What you should do - Copy out all lines of the records in which the word "scaled" appears.
::::
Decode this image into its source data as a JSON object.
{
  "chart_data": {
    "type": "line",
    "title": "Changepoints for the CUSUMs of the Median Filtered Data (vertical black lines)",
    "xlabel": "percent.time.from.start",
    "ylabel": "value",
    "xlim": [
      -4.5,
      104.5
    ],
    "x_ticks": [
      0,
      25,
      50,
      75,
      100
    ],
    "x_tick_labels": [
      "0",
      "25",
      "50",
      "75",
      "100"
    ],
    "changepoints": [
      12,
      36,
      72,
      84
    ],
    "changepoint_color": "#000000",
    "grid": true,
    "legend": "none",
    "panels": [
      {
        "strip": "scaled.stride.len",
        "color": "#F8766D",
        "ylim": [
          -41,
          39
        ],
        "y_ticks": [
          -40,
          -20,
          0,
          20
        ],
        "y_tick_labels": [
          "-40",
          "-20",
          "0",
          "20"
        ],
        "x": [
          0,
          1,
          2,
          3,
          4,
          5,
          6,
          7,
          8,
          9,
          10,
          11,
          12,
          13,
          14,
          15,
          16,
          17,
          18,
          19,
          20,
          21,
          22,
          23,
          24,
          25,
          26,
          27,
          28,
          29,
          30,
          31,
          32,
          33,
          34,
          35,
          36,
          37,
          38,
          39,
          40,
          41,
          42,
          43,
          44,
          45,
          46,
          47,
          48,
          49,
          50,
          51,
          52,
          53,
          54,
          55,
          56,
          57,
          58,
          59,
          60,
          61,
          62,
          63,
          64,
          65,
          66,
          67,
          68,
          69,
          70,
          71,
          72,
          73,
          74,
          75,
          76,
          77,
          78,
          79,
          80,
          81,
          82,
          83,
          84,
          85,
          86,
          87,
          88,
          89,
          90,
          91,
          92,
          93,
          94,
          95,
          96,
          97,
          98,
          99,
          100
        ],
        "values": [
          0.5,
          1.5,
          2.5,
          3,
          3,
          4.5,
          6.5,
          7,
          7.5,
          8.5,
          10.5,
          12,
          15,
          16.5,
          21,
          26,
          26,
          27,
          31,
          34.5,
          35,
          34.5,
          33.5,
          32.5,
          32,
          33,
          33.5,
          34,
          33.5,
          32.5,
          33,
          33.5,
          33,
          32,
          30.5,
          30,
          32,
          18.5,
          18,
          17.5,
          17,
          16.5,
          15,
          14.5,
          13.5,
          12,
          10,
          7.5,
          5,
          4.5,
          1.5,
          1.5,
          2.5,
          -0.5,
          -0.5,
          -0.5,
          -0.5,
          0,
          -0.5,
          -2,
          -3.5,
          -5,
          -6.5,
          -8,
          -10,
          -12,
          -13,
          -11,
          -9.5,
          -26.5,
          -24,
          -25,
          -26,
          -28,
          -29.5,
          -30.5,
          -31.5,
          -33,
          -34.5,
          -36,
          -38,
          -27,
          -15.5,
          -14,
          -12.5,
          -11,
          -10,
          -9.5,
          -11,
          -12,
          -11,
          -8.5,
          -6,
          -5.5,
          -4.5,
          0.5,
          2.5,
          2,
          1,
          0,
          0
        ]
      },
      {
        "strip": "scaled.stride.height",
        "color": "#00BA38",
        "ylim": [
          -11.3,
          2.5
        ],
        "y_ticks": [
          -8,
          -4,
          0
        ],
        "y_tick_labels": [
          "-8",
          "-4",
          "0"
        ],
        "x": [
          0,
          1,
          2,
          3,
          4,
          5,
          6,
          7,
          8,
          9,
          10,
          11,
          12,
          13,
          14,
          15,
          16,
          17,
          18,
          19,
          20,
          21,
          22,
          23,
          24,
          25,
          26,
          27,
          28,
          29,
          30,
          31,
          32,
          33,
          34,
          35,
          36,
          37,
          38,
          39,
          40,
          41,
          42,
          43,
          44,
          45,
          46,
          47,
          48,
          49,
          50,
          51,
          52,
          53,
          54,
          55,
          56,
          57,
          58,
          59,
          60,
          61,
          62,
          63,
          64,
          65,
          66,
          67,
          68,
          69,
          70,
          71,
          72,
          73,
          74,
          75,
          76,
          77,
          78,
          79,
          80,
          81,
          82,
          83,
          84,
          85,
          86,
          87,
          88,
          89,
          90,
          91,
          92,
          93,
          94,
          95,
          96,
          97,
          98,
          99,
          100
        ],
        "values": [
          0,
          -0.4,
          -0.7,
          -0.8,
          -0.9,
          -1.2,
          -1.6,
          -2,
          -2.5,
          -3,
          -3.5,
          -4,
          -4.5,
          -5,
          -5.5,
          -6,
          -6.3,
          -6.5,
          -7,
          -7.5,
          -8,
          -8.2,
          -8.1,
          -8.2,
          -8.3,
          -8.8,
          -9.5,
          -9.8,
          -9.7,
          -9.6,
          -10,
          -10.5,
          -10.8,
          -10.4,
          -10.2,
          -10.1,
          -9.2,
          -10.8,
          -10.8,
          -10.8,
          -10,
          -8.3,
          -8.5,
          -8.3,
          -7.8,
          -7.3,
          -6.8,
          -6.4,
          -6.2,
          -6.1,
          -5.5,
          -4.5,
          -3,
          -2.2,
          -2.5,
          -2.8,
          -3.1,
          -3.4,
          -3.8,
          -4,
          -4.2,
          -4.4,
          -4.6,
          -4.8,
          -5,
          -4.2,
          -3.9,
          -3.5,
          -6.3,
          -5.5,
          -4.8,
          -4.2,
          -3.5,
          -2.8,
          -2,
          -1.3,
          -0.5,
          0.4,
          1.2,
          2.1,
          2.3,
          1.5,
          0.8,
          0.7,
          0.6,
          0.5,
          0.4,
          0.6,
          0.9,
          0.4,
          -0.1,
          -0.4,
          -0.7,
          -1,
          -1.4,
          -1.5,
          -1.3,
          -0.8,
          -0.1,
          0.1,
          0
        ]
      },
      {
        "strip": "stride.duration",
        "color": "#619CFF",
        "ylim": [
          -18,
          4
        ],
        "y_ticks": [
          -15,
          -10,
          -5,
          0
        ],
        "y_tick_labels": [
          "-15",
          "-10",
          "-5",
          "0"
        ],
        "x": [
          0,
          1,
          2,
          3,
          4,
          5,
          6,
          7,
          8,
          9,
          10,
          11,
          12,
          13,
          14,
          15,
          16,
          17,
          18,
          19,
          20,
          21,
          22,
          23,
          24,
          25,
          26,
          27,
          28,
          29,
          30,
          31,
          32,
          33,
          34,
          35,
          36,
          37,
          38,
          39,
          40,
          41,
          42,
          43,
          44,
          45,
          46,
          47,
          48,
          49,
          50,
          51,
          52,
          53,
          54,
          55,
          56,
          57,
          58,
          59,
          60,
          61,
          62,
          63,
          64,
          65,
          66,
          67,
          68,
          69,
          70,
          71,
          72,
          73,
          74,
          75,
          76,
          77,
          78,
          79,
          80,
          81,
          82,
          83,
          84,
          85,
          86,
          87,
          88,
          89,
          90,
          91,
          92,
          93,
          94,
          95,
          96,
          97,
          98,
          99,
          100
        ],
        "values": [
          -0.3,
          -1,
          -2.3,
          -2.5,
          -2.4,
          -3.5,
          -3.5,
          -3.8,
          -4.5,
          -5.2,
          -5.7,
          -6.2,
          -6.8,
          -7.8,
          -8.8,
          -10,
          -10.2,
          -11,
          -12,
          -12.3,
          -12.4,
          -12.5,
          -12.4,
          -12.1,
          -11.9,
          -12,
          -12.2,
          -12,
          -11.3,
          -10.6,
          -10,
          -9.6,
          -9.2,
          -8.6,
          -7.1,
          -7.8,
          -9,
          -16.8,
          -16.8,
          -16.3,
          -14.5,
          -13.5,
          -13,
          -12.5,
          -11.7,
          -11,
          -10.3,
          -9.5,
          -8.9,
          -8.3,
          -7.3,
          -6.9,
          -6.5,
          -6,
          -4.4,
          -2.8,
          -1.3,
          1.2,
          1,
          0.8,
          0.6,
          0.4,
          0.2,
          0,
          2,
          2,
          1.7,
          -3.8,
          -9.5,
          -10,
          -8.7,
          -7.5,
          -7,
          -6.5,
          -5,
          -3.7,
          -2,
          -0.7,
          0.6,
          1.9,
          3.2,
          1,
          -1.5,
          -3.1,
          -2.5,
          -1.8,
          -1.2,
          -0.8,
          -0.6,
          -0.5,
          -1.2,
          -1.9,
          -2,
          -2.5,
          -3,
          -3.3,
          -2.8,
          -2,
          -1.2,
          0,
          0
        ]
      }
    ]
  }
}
::::
Answer to the exercise -
        "strip": "scaled.stride.len",
        "strip": "scaled.stride.height",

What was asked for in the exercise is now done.